(Exercise objective) Search term "heading": copy each line of the records that contains it.

(Data for review)

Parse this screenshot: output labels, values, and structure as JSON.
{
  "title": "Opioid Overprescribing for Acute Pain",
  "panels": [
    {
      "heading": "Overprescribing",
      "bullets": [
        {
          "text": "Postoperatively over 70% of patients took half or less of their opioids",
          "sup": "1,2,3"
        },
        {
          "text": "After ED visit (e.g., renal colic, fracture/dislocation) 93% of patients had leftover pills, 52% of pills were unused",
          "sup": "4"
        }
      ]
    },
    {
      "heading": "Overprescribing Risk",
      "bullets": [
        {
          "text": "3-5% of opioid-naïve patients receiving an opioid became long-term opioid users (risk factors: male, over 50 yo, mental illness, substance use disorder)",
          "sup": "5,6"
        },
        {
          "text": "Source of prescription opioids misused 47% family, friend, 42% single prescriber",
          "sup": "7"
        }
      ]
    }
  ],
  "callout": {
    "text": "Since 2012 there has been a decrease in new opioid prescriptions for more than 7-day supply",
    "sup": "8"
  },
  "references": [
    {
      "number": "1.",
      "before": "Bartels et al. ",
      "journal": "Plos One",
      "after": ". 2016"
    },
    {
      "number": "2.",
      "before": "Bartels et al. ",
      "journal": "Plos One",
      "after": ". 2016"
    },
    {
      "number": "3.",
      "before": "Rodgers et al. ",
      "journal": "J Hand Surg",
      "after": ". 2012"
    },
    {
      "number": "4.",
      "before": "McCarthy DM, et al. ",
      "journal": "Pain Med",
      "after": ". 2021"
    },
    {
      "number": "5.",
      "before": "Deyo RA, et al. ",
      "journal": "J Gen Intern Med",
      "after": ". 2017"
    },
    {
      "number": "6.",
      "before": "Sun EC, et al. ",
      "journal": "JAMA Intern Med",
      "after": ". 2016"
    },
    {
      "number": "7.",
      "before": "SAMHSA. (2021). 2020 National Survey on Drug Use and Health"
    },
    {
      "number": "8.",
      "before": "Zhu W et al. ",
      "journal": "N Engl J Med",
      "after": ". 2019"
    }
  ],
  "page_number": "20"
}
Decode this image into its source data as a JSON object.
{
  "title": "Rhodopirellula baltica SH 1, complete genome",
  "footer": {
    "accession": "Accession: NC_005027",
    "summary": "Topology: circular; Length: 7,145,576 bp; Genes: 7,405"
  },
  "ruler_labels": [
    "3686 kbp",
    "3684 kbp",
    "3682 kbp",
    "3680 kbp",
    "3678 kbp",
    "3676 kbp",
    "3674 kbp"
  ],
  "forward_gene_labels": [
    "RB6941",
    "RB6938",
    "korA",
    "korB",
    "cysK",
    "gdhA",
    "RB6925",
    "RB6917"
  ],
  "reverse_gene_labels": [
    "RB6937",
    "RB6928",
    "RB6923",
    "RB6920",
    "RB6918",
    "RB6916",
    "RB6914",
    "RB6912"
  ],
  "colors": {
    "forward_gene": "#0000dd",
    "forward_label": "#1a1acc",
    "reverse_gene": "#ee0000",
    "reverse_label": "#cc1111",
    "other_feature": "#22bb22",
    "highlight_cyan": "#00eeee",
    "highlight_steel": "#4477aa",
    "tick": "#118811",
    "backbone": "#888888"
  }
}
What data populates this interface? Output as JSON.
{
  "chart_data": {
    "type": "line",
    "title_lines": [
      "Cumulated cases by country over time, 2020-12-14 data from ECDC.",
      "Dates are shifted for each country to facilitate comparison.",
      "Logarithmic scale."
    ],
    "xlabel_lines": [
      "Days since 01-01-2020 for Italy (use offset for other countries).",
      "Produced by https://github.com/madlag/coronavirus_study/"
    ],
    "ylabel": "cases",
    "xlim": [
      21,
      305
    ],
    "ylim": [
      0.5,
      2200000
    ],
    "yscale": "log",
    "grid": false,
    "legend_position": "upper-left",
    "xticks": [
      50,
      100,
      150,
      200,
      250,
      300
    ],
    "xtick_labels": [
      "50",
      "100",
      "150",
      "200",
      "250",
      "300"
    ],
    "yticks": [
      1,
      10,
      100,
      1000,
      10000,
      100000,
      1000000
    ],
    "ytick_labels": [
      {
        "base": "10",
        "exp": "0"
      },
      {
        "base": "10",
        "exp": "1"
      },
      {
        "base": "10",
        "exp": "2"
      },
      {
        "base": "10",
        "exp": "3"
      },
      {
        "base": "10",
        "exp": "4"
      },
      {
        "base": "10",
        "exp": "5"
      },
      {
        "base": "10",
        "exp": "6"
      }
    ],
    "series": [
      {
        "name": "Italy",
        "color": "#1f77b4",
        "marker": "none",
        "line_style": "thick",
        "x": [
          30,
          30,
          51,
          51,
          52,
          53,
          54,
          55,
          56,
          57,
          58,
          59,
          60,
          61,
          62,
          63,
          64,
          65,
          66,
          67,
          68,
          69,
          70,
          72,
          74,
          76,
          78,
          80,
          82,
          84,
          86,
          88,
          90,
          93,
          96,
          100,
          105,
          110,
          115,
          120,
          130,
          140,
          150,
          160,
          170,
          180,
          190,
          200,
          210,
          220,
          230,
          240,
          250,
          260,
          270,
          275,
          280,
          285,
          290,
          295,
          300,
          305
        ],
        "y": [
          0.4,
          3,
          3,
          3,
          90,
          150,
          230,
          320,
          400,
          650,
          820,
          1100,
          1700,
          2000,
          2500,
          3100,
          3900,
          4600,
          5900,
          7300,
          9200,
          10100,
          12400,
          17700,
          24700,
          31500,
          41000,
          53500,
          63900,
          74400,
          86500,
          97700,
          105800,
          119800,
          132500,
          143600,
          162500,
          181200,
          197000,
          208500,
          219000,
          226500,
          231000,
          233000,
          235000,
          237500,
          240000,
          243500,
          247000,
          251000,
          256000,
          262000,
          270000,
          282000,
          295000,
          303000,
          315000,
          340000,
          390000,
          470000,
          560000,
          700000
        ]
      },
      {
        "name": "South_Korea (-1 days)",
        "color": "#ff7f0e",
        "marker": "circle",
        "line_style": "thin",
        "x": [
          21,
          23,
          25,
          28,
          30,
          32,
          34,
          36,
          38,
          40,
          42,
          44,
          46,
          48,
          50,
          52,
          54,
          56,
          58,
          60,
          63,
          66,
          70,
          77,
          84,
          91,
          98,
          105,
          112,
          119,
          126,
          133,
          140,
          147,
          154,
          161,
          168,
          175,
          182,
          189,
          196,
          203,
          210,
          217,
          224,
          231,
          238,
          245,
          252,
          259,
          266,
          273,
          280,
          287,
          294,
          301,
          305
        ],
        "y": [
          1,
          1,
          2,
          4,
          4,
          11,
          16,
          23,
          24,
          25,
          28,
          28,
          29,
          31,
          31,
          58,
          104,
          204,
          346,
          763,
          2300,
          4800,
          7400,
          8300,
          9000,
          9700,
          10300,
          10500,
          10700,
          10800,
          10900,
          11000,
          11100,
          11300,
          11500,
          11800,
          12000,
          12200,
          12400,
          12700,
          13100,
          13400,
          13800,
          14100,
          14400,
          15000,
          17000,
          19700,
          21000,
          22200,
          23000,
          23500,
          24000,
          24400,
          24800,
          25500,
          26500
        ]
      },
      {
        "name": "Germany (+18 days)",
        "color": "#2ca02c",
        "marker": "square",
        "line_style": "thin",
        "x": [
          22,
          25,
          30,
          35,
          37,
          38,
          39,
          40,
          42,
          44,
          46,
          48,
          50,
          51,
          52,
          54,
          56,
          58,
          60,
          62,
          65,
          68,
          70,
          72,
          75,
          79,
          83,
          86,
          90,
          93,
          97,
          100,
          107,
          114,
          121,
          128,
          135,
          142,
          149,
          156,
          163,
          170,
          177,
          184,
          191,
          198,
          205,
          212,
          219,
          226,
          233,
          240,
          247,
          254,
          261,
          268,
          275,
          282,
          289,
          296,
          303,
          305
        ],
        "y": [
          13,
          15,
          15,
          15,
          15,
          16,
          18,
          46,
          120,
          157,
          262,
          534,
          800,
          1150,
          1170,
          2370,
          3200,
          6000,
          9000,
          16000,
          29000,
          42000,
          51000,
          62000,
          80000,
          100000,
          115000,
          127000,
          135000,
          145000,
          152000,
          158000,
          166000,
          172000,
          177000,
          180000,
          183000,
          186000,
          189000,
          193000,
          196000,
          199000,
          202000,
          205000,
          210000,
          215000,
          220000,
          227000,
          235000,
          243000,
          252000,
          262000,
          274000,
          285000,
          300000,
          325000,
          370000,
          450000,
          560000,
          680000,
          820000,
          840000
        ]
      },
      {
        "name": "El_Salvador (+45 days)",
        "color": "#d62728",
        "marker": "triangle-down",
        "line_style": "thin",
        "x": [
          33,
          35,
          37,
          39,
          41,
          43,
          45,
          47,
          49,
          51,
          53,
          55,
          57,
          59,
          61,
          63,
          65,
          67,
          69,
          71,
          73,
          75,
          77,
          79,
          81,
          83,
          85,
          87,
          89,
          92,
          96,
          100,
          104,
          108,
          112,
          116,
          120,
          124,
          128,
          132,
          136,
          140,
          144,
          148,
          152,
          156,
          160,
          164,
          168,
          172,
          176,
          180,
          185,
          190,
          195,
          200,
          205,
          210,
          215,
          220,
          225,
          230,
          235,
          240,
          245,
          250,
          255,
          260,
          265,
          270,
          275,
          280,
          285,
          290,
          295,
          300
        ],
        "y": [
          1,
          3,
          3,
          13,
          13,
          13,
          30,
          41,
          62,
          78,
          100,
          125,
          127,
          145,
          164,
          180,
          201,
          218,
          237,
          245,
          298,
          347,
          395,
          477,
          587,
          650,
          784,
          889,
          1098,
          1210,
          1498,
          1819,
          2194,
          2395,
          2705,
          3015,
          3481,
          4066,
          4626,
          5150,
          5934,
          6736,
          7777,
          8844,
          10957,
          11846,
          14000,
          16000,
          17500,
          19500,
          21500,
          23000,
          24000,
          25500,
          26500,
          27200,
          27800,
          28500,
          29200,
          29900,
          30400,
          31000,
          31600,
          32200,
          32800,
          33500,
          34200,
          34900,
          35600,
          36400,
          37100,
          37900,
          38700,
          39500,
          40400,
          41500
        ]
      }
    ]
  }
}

(Task output)
      "heading": "Overprescribing",
      "heading": "Overprescribing Risk",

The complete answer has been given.